** START Material **

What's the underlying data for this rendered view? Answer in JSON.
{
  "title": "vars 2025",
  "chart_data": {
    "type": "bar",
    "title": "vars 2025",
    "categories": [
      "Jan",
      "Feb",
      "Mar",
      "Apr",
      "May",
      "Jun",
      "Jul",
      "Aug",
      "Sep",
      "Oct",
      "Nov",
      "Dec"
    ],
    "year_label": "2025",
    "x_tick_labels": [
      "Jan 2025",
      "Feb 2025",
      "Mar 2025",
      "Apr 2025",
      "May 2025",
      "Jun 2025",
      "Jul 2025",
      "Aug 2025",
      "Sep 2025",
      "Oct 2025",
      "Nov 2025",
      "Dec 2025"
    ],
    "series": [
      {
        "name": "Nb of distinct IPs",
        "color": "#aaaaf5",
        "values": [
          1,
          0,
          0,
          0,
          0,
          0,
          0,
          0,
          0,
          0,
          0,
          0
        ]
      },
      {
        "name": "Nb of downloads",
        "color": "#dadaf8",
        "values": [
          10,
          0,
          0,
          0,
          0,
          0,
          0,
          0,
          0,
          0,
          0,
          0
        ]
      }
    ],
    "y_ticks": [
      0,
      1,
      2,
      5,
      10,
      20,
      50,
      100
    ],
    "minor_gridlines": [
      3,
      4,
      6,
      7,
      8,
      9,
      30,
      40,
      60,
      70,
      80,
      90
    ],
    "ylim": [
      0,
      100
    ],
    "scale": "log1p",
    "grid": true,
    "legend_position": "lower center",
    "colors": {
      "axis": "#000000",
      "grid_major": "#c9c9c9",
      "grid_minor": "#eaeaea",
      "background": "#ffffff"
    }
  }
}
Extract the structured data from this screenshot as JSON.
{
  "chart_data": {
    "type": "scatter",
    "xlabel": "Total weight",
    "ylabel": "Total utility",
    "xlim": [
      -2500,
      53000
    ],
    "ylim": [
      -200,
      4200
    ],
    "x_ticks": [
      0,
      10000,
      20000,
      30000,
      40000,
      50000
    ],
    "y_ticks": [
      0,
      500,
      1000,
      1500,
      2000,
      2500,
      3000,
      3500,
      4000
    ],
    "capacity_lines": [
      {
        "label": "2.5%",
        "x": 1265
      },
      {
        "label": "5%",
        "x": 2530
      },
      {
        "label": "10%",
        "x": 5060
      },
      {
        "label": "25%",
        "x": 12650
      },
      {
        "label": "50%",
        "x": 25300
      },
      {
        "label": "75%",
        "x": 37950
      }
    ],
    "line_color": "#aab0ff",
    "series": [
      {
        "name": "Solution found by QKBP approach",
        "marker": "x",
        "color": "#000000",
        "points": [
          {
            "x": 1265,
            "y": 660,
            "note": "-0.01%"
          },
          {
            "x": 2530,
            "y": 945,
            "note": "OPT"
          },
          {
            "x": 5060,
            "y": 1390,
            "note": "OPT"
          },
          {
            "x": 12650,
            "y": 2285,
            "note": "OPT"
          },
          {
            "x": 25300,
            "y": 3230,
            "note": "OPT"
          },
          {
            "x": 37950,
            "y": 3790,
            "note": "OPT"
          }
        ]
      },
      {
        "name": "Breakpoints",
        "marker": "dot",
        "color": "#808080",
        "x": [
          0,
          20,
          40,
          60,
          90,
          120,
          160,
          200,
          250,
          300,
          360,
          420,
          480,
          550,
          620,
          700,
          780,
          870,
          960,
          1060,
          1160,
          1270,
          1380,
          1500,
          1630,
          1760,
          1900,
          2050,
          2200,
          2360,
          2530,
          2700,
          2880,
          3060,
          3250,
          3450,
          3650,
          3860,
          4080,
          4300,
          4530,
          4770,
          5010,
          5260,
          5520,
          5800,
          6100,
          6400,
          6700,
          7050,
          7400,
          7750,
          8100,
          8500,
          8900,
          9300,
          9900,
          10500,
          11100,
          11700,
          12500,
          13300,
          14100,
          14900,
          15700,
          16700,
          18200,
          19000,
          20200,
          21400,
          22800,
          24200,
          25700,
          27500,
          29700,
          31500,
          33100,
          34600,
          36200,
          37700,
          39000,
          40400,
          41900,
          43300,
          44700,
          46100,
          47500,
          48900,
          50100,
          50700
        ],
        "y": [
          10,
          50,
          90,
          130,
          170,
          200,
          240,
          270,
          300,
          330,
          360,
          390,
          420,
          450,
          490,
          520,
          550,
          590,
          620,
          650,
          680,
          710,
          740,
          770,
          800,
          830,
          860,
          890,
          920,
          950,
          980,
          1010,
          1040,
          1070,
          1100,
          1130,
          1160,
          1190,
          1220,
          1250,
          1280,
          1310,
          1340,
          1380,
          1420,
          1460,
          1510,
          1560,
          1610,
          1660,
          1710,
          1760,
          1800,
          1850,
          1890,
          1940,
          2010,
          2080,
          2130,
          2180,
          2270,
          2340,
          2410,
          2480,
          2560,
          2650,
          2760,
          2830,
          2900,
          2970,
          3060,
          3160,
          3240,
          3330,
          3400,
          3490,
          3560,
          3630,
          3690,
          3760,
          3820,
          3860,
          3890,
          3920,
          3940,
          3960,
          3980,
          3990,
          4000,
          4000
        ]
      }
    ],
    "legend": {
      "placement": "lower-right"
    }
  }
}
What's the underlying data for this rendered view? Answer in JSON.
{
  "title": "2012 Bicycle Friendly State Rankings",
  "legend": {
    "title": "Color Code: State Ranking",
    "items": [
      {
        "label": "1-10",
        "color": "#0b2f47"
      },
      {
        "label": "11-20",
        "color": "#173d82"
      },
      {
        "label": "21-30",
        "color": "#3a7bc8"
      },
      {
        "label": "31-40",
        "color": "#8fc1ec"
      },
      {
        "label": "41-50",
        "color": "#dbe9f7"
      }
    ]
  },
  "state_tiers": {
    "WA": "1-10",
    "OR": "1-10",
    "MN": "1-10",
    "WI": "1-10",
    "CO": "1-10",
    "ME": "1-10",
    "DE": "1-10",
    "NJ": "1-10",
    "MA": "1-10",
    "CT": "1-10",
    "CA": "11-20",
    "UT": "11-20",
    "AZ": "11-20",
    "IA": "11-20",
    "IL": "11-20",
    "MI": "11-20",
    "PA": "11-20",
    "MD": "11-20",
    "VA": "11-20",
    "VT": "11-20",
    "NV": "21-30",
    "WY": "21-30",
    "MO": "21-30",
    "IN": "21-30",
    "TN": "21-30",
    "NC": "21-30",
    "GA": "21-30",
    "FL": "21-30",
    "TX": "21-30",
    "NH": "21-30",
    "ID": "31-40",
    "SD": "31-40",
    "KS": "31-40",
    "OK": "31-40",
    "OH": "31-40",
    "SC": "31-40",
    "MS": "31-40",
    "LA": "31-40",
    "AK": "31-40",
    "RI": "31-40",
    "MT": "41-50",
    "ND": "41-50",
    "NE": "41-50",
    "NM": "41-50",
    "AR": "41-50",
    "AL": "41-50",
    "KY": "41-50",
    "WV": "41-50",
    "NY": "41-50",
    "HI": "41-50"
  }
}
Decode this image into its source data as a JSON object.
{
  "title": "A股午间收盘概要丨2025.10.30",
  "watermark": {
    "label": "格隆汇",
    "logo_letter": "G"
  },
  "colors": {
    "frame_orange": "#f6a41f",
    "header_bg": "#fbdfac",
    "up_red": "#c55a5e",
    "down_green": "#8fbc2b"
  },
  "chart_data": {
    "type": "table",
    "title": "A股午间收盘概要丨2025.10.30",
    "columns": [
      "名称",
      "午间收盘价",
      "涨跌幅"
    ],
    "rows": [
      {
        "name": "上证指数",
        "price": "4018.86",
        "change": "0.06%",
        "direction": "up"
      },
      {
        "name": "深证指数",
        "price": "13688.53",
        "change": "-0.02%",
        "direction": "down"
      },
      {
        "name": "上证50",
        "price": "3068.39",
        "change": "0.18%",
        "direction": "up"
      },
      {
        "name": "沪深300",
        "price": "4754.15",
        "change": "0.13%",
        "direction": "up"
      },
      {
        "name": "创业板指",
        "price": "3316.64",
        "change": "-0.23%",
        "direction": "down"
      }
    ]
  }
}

** END Material **

▶ [Problem details] Begin with the line containing "Decode this image" and repeat each line exactly until the records above end.

▶ [Result of this task]
Decode this image into its source data as a JSON object.
{
  "title": "A股午间收盘概要丨2025.10.30",
  "watermark": {
    "label": "格隆汇",
    "logo_letter": "G"
  },
  "colors": {
    "frame_orange": "#f6a41f",
    "header_bg": "#fbdfac",
    "up_red": "#c55a5e",
    "down_green": "#8fbc2b"
  },
  "chart_data": {
    "type": "table",
    "title": "A股午间收盘概要丨2025.10.30",
    "columns": [
      "名称",
      "午间收盘价",
      "涨跌幅"
    ],
    "rows": [
      {
        "name": "上证指数",
        "price": "4018.86",
        "change": "0.06%",
        "direction": "up"
      },
      {
        "name": "深证指数",
        "price": "13688.53",
        "change": "-0.02%",
        "direction": "down"
      },
      {
        "name": "上证50",
        "price": "3068.39",
        "change": "0.18%",
        "direction": "up"
      },
      {
        "name": "沪深300",
        "price": "4754.15",
        "change": "0.13%",
        "direction": "up"
      },
      {
        "name": "创业板指",
        "price": "3316.64",
        "change": "-0.23%",
        "direction": "down"
      }
    ]
  }
}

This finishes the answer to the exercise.